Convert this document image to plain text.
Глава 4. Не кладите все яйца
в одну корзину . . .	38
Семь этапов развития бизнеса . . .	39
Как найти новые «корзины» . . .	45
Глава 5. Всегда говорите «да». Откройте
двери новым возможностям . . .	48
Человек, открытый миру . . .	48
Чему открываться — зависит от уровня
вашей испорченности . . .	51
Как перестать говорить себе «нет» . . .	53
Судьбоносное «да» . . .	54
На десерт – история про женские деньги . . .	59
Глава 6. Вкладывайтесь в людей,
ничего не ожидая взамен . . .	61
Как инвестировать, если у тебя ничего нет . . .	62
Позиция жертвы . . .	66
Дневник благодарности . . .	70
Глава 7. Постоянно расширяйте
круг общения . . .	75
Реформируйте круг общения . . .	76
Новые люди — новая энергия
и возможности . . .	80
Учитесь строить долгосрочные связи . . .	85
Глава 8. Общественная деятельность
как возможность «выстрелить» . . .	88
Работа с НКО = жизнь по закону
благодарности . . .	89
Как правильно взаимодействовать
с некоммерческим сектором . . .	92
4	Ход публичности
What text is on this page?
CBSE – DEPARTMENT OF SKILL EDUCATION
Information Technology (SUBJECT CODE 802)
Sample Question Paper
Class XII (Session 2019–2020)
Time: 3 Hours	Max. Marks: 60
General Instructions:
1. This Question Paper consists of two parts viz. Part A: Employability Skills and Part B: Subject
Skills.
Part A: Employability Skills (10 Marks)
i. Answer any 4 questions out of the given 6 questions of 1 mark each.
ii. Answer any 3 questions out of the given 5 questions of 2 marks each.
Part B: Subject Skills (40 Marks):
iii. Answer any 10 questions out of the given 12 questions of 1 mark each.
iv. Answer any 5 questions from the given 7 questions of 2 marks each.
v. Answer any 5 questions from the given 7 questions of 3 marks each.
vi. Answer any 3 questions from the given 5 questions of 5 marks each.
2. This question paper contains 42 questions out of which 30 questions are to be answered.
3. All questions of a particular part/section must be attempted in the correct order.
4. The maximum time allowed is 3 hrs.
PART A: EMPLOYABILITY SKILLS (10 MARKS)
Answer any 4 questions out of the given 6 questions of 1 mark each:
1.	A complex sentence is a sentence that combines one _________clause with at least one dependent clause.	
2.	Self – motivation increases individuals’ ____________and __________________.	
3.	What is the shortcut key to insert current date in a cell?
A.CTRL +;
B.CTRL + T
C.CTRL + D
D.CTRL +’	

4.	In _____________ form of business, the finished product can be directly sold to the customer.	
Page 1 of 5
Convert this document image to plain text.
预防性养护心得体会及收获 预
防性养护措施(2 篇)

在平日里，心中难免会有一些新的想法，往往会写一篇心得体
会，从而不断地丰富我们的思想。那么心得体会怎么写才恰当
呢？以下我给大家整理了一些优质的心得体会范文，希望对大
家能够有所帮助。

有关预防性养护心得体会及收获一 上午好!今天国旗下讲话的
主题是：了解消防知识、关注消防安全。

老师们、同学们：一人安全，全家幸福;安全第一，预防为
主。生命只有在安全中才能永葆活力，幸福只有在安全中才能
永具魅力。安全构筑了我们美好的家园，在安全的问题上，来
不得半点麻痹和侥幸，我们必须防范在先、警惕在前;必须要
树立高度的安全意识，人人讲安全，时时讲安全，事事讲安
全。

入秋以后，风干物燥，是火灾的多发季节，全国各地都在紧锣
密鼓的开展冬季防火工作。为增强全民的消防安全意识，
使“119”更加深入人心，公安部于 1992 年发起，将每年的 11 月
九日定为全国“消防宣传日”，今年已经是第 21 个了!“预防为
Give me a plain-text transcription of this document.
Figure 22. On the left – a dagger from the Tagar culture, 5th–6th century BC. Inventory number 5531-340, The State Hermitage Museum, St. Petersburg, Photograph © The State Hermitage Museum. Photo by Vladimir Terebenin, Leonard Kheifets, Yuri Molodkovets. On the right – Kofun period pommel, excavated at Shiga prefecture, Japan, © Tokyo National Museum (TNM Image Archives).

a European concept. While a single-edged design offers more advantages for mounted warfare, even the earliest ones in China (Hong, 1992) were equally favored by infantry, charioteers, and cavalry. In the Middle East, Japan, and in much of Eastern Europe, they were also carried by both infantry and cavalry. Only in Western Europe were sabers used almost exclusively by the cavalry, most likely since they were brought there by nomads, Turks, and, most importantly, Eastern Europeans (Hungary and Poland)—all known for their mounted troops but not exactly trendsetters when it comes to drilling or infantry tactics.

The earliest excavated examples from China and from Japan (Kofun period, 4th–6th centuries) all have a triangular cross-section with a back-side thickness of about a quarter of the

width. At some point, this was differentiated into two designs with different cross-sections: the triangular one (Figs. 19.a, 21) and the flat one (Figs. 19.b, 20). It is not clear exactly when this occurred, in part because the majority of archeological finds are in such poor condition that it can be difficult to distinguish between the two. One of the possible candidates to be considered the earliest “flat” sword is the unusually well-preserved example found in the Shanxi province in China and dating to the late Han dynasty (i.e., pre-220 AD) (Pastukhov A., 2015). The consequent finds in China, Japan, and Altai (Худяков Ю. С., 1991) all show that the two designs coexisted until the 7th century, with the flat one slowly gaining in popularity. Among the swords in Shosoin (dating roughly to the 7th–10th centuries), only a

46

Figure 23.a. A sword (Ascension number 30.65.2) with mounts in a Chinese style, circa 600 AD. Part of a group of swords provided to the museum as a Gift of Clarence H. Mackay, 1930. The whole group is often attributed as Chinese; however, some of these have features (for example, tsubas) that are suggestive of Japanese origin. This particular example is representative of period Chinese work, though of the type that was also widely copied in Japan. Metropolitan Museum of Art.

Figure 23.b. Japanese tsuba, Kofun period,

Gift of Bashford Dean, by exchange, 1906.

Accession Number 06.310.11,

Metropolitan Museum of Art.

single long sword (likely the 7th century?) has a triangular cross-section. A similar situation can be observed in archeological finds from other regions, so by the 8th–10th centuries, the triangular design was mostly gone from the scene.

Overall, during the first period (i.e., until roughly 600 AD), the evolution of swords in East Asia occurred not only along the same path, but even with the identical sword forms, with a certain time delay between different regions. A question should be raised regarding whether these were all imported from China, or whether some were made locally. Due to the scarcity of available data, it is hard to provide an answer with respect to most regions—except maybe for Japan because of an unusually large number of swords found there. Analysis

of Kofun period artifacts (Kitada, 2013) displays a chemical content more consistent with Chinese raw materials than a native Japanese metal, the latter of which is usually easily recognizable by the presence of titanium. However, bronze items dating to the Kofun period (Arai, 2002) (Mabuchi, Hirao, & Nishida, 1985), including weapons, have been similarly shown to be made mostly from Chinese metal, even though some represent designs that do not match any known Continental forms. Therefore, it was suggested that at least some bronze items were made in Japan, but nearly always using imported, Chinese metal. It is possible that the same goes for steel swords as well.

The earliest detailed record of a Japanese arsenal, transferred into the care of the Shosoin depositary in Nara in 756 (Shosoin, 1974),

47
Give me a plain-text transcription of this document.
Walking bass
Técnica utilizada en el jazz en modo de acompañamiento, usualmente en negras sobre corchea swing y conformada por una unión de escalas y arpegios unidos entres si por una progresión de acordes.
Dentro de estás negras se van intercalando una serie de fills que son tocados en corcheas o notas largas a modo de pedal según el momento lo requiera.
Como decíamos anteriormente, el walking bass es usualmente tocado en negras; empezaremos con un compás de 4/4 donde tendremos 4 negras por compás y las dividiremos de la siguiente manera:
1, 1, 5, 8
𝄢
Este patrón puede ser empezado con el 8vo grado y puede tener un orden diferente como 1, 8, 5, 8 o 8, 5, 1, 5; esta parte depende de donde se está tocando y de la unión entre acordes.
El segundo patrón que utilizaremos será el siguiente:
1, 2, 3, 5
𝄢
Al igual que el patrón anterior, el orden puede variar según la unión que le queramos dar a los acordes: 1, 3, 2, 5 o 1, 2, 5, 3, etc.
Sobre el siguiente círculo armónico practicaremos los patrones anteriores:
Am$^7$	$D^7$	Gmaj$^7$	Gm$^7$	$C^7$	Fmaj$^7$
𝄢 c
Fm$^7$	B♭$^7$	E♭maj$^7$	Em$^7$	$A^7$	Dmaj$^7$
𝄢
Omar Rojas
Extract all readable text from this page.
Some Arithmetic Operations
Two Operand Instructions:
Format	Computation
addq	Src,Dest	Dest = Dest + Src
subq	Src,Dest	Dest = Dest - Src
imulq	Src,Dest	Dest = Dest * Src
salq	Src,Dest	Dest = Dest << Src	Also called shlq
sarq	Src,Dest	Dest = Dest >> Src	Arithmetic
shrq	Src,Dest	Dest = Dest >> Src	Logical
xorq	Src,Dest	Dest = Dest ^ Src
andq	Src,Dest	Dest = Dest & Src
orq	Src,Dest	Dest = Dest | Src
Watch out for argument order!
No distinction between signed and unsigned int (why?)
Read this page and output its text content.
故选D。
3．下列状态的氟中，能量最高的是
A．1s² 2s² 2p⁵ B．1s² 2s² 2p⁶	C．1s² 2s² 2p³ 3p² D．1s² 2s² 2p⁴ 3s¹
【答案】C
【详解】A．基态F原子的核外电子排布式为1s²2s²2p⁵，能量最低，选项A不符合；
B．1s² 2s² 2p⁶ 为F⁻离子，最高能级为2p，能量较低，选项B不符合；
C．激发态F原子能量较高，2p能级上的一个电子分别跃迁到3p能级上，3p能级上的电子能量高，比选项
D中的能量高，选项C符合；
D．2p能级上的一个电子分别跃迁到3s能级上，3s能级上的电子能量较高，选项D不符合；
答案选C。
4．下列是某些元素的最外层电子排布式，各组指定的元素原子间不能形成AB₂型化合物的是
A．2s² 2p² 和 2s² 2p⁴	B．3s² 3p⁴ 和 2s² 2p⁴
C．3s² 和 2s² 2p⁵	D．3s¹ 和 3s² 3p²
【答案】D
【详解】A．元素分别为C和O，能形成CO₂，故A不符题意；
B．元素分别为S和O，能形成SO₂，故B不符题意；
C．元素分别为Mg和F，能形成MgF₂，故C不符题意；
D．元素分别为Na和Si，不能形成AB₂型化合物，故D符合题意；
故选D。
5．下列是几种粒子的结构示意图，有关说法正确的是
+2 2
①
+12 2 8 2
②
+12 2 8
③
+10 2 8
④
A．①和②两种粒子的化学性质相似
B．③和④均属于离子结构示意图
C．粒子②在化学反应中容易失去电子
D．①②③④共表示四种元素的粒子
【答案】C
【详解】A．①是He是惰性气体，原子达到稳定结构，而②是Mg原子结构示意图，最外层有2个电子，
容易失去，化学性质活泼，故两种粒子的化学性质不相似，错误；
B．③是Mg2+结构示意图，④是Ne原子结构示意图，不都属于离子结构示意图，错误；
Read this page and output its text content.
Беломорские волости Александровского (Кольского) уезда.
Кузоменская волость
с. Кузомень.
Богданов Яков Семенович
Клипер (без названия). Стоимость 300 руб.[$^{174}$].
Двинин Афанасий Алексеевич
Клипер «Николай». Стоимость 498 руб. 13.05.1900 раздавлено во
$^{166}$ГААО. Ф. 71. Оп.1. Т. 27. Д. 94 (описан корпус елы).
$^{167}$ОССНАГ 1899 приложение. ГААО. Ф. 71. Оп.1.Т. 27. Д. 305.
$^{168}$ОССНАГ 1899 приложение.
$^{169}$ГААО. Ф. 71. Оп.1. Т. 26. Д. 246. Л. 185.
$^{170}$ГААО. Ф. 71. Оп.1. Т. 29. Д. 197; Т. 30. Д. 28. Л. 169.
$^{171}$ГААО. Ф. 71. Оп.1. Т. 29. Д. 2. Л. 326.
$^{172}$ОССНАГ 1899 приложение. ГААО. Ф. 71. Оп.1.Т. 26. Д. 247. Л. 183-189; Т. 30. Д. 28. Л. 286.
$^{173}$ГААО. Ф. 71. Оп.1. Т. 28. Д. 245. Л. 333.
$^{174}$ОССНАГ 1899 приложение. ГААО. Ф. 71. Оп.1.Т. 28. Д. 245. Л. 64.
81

▬▬▬▬▬▬

Copy out each line in the preceding records that contains "Metropolitan".

Figure 23.a. A sword (Ascension number 30.65.2) with mounts in a Chinese style, circa 600 AD. Part of a group of swords provided to the museum as a Gift of Clarence H. Mackay, 1930. The whole group is often attributed as Chinese; however, some of these have features (for example, tsubas) that are suggestive of Japanese origin. This particular example is representative of period Chinese work, though of the type that was also widely copied in Japan. Metropolitan Museum of Art.
Metropolitan Museum of Art.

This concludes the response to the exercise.